### SUPPLIED MATERIAL:
○ ○ ○

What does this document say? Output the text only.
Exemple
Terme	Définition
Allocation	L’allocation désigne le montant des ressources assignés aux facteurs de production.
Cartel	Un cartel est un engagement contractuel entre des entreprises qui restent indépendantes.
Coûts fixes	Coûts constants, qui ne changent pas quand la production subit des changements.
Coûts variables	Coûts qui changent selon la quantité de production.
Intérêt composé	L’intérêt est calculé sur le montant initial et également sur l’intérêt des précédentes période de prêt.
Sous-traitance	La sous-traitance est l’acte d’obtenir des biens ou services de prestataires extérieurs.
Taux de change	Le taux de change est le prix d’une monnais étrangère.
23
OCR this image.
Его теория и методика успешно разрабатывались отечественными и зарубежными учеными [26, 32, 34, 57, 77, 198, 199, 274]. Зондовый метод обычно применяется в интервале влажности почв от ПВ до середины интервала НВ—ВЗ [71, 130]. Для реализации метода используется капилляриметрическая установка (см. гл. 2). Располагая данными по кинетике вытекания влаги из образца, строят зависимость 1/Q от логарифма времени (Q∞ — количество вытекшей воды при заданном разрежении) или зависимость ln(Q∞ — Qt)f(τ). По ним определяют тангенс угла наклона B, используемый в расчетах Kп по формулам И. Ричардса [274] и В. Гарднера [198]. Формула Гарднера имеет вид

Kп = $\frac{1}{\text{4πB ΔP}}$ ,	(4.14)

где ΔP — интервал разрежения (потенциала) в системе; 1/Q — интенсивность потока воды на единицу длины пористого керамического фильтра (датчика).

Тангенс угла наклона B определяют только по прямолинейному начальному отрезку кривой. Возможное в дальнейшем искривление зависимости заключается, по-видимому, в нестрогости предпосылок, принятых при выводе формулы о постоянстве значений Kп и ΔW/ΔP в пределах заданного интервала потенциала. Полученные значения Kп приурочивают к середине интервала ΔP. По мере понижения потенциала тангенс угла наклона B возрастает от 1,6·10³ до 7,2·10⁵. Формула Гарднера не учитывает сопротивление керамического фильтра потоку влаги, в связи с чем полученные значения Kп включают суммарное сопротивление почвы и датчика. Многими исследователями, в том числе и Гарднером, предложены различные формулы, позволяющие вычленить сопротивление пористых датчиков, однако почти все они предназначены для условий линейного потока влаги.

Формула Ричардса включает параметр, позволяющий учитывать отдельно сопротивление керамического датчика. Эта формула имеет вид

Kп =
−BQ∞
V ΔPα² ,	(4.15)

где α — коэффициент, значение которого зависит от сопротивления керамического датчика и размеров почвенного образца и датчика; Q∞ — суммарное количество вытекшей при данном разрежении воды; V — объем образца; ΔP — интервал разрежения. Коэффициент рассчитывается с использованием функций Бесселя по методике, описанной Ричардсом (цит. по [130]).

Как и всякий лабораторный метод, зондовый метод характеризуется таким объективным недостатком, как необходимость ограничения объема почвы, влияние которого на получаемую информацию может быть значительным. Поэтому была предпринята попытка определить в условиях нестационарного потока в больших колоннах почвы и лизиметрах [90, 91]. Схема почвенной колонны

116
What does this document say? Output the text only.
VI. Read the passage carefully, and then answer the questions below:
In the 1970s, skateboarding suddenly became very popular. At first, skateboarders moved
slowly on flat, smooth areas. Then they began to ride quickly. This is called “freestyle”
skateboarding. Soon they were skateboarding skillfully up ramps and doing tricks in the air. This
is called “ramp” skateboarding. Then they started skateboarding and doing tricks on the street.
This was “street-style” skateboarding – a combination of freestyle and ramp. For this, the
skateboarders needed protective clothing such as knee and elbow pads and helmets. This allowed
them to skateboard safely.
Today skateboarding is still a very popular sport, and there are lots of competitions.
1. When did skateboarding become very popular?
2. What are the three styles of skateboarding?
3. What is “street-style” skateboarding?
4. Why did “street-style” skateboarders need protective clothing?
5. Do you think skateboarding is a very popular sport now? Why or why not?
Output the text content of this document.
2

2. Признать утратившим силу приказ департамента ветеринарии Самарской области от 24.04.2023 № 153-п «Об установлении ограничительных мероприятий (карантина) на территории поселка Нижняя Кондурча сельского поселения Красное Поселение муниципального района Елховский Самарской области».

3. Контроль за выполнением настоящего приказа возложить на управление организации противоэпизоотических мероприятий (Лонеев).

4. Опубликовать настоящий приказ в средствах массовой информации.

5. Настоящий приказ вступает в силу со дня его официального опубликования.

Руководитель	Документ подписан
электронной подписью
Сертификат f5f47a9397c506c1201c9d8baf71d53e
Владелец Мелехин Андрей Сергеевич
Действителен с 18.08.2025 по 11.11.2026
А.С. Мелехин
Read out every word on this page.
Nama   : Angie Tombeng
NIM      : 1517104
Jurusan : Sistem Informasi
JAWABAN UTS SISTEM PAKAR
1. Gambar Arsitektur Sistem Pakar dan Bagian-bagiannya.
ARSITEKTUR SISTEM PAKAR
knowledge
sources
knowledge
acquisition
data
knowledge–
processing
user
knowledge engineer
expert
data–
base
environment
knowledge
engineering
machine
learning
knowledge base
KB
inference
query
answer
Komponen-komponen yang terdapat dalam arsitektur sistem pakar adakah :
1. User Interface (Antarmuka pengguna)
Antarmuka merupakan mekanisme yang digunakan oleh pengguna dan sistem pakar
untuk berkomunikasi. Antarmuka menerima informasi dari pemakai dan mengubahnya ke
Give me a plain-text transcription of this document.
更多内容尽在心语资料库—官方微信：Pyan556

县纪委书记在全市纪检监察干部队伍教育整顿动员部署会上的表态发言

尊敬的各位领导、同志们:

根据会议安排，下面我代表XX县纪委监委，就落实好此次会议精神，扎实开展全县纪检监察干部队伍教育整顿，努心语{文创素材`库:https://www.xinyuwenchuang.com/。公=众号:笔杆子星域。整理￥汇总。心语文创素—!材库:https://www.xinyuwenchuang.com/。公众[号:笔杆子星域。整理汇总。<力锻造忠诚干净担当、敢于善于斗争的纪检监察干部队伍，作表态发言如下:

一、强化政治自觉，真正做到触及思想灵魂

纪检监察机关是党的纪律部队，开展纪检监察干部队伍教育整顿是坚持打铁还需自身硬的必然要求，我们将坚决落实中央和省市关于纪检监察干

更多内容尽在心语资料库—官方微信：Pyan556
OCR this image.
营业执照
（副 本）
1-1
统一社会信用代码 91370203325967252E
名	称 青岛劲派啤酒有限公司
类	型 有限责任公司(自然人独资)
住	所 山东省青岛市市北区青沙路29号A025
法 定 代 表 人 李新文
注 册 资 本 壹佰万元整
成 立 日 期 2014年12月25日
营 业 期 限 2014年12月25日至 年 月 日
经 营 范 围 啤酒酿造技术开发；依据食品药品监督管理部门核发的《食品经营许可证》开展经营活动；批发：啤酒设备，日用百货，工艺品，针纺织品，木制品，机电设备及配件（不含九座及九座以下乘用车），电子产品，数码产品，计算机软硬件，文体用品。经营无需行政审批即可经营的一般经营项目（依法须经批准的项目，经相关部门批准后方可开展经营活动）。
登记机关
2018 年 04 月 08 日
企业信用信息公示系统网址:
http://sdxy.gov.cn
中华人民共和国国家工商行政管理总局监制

○ ○ ○

### SET TASK:
Exactly as written, please output every entry.

### TASK RESPONSE:
What does this document say? Output the text only.
Exemple
Terme	Définition
Allocation	L’allocation désigne le montant des ressources assignés aux facteurs de production.
Cartel	Un cartel est un engagement contractuel entre des entreprises qui restent indépendantes.
Coûts fixes	Coûts constants, qui ne changent pas quand la production subit des changements.
Coûts variables	Coûts qui changent selon la quantité de production.
Intérêt composé	L’intérêt est calculé sur le montant initial et également sur l’intérêt des précédentes période de prêt.
Sous-traitance	La sous-traitance est l’acte d’obtenir des biens ou services de prestataires extérieurs.
Taux de change	Le taux de change est le prix d’une monnais étrangère.
23
OCR this image.
Его теория и методика успешно разрабатывались отечественными и зарубежными учеными [26, 32, 34, 57, 77, 198, 199, 274]. Зондовый метод обычно применяется в интервале влажности почв от ПВ до середины интервала НВ—ВЗ [71, 130]. Для реализации метода используется капилляриметрическая установка (см. гл. 2). Располагая данными по кинетике вытекания влаги из образца, строят зависимость 1/Q от логарифма времени (Q∞ — количество вытекшей воды при заданном разрежении) или зависимость ln(Q∞ — Qt)f(τ). По ним определяют тангенс угла наклона B, используемый в расчетах Kп по формулам И. Ричардса [274] и В. Гарднера [198]. Формула Гарднера имеет вид

Kп = $\frac{1}{\text{4πB ΔP}}$ ,	(4.14)

где ΔP — интервал разрежения (потенциала) в системе; 1/Q — интенсивность потока воды на единицу длины пористого керамического фильтра (датчика).

Тангенс угла наклона B определяют только по прямолинейному начальному отрезку кривой. Возможное в дальнейшем искривление зависимости заключается, по-видимому, в нестрогости предпосылок, принятых при выводе формулы о постоянстве значений Kп и ΔW/ΔP в пределах заданного интервала потенциала. Полученные значения Kп приурочивают к середине интервала ΔP. По мере понижения потенциала тангенс угла наклона B возрастает от 1,6·10³ до 7,2·10⁵. Формула Гарднера не учитывает сопротивление керамического фильтра потоку влаги, в связи с чем полученные значения Kп включают суммарное сопротивление почвы и датчика. Многими исследователями, в том числе и Гарднером, предложены различные формулы, позволяющие вычленить сопротивление пористых датчиков, однако почти все они предназначены для условий линейного потока влаги.

Формула Ричардса включает параметр, позволяющий учитывать отдельно сопротивление керамического датчика. Эта формула имеет вид

Kп =
−BQ∞
V ΔPα² ,	(4.15)

где α — коэффициент, значение которого зависит от сопротивления керамического датчика и размеров почвенного образца и датчика; Q∞ — суммарное количество вытекшей при данном разрежении воды; V — объем образца; ΔP — интервал разрежения. Коэффициент рассчитывается с использованием функций Бесселя по методике, описанной Ричардсом (цит. по [130]).

Как и всякий лабораторный метод, зондовый метод характеризуется таким объективным недостатком, как необходимость ограничения объема почвы, влияние которого на получаемую информацию может быть значительным. Поэтому была предпринята попытка определить в условиях нестационарного потока в больших колоннах почвы и лизиметрах [90, 91]. Схема почвенной колонны

116
What does this document say? Output the text only.
VI. Read the passage carefully, and then answer the questions below:
In the 1970s, skateboarding suddenly became very popular. At first, skateboarders moved
slowly on flat, smooth areas. Then they began to ride quickly. This is called “freestyle”
skateboarding. Soon they were skateboarding skillfully up ramps and doing tricks in the air. This
is called “ramp” skateboarding. Then they started skateboarding and doing tricks on the street.
This was “street-style” skateboarding – a combination of freestyle and ramp. For this, the
skateboarders needed protective clothing such as knee and elbow pads and helmets. This allowed
them to skateboard safely.
Today skateboarding is still a very popular sport, and there are lots of competitions.
1. When did skateboarding become very popular?
2. What are the three styles of skateboarding?
3. What is “street-style” skateboarding?
4. Why did “street-style” skateboarders need protective clothing?
5. Do you think skateboarding is a very popular sport now? Why or why not?
Output the text content of this document.
2

2. Признать утратившим силу приказ департамента ветеринарии Самарской области от 24.04.2023 № 153-п «Об установлении ограничительных мероприятий (карантина) на территории поселка Нижняя Кондурча сельского поселения Красное Поселение муниципального района Елховский Самарской области».

3. Контроль за выполнением настоящего приказа возложить на управление организации противоэпизоотических мероприятий (Лонеев).

4. Опубликовать настоящий приказ в средствах массовой информации.

5. Настоящий приказ вступает в силу со дня его официального опубликования.

Руководитель	Документ подписан
электронной подписью
Сертификат f5f47a9397c506c1201c9d8baf71d53e
Владелец Мелехин Андрей Сергеевич
Действителен с 18.08.2025 по 11.11.2026
А.С. Мелехин
Read out every word on this page.
Nama   : Angie Tombeng
NIM      : 1517104
Jurusan : Sistem Informasi
JAWABAN UTS SISTEM PAKAR
1. Gambar Arsitektur Sistem Pakar dan Bagian-bagiannya.
ARSITEKTUR SISTEM PAKAR
knowledge
sources
knowledge
acquisition
data
knowledge–
processing
user
knowledge engineer
expert
data–
base
environment
knowledge
engineering
machine
learning
knowledge base
KB
inference
query
answer
Komponen-komponen yang terdapat dalam arsitektur sistem pakar adakah :
1. User Interface (Antarmuka pengguna)
Antarmuka merupakan mekanisme yang digunakan oleh pengguna dan sistem pakar
untuk berkomunikasi. Antarmuka menerima informasi dari pemakai dan mengubahnya ke
Give me a plain-text transcription of this document.
更多内容尽在心语资料库—官方微信：Pyan556

县纪委书记在全市纪检监察干部队伍教育整顿动员部署会上的表态发言

尊敬的各位领导、同志们:

根据会议安排，下面我代表XX县纪委监委，就落实好此次会议精神，扎实开展全县纪检监察干部队伍教育整顿，努心语{文创素材`库:https://www.xinyuwenchuang.com/。公=众号:笔杆子星域。整理￥汇总。心语文创素—!材库:https://www.xinyuwenchuang.com/。公众[号:笔杆子星域。整理汇总。<力锻造忠诚干净担当、敢于善于斗争的纪检监察干部队伍，作表态发言如下:

一、强化政治自觉，真正做到触及思想灵魂

纪检监察机关是党的纪律部队，开展纪检监察干部队伍教育整顿是坚持打铁还需自身硬的必然要求，我们将坚决落实中央和省市关于纪检监察干

更多内容尽在心语资料库—官方微信：Pyan556
OCR this image.
营业执照
（副 本）
1-1
统一社会信用代码 91370203325967252E
名	称 青岛劲派啤酒有限公司
类	型 有限责任公司(自然人独资)
住	所 山东省青岛市市北区青沙路29号A025
法 定 代 表 人 李新文
注 册 资 本 壹佰万元整
成 立 日 期 2014年12月25日
营 业 期 限 2014年12月25日至 年 月 日
经 营 范 围 啤酒酿造技术开发；依据食品药品监督管理部门核发的《食品经营许可证》开展经营活动；批发：啤酒设备，日用百货，工艺品，针纺织品，木制品，机电设备及配件（不含九座及九座以下乘用车），电子产品，数码产品，计算机软硬件，文体用品。经营无需行政审批即可经营的一般经营项目（依法须经批准的项目，经相关部门批准后方可开展经营活动）。
登记机关
2018 年 04 月 08 日
企业信用信息公示系统网址:
http://sdxy.gov.cn
中华人民共和国国家工商行政管理总局监制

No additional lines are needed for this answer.